Excerpt to read:
Alexander Duyck Feb. 26, 2018, 3:26 p.m. UTC | #1
On Sun, Feb 25, 2018 at 8:48 PM, Mark Rustad <mark.d.rustad@intel.com> wrote:
> Hardware-realized virtio_pci devices can implement SR-IOV, so this
> patch enables its use. The device in question is an upcoming Intel
> NIC that implements both a virtio_net PF and virtio_net VFs. These
> are hardware realizations of what has been up to now been a software
> interface.
>
> The device in question has the following 4-part PCI IDs:
>
> PF: vendor: 1af4 device: 1041 subvendor: 8086 subdevice: 15fe
> VF: vendor: 1af4 device: 1041 subvendor: 8086 subdevice: 05fe
>
> The patch needs no check for device ID, because the callback will
> never be made for devices that do not assert the capability or
> when run on a platform incapable of SR-IOV.
>
> One reason for this patch is because the hardware requires the
> vendor ID of a VF to be the same as the vendor ID of the PF that
> created it. So it seemed logical to simply have a fully-functioning
> virtio_net PF create the VFs. This patch makes that possible.
>
> Signed-off-by: Mark Rustad <mark.d.rustad@intel.com>
> Reviewed-by: Alexander Duyck <alexander.h.duyck@intel.com>

Mark,

In the future please don't put my "Reviewed-by" on a patch that I
haven't reviewed. I believe I reviewed one of the earlier patches, but
I hadn't reviewed this version.

Recorded data:
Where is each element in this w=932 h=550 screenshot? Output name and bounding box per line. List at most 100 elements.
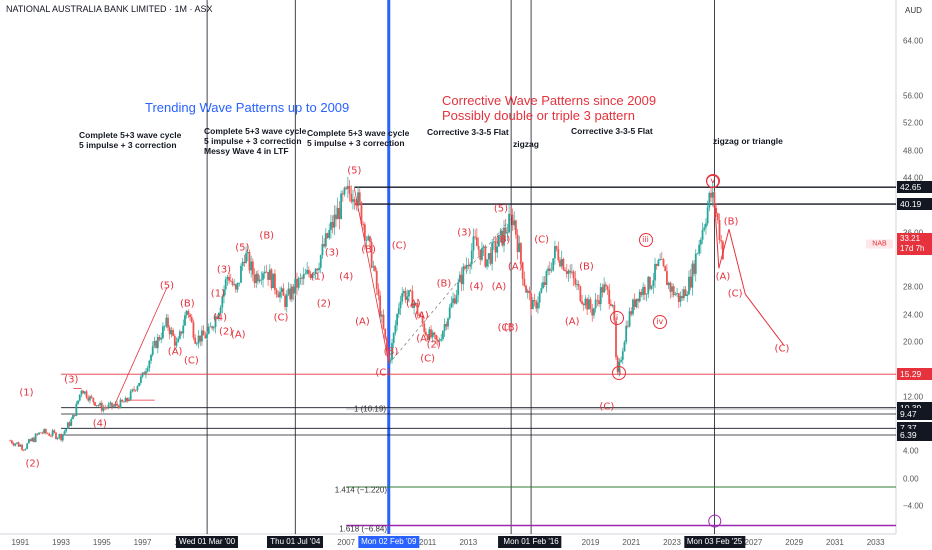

Stated exercise: Can you set down the entire SR-IOV patch thread from above, word for word?

Output of the task:
Alexander Duyck Feb. 26, 2018, 3:26 p.m. UTC | #1
On Sun, Feb 25, 2018 at 8:48 PM, Mark Rustad <mark.d.rustad@intel.com> wrote:
> Hardware-realized virtio_pci devices can implement SR-IOV, so this
> patch enables its use. The device in question is an upcoming Intel
> NIC that implements both a virtio_net PF and virtio_net VFs. These
> are hardware realizations of what has been up to now been a software
> interface.
>
> The device in question has the following 4-part PCI IDs:
>
> PF: vendor: 1af4 device: 1041 subvendor: 8086 subdevice: 15fe
> VF: vendor: 1af4 device: 1041 subvendor: 8086 subdevice: 05fe
>
> The patch needs no check for device ID, because the callback will
> never be made for devices that do not assert the capability or
> when run on a platform incapable of SR-IOV.
>
> One reason for this patch is because the hardware requires the
> vendor ID of a VF to be the same as the vendor ID of the PF that
> created it. So it seemed logical to simply have a fully-functioning
> virtio_net PF create the VFs. This patch makes that possible.
>
> Signed-off-by: Mark Rustad <mark.d.rustad@intel.com>
> Reviewed-by: Alexander Duyck <alexander.h.duyck@intel.com>

Mark,

In the future please don't put my "Reviewed-by" on a patch that I
haven't reviewed. I believe I reviewed one of the earlier patches, but
I hadn't reviewed this version.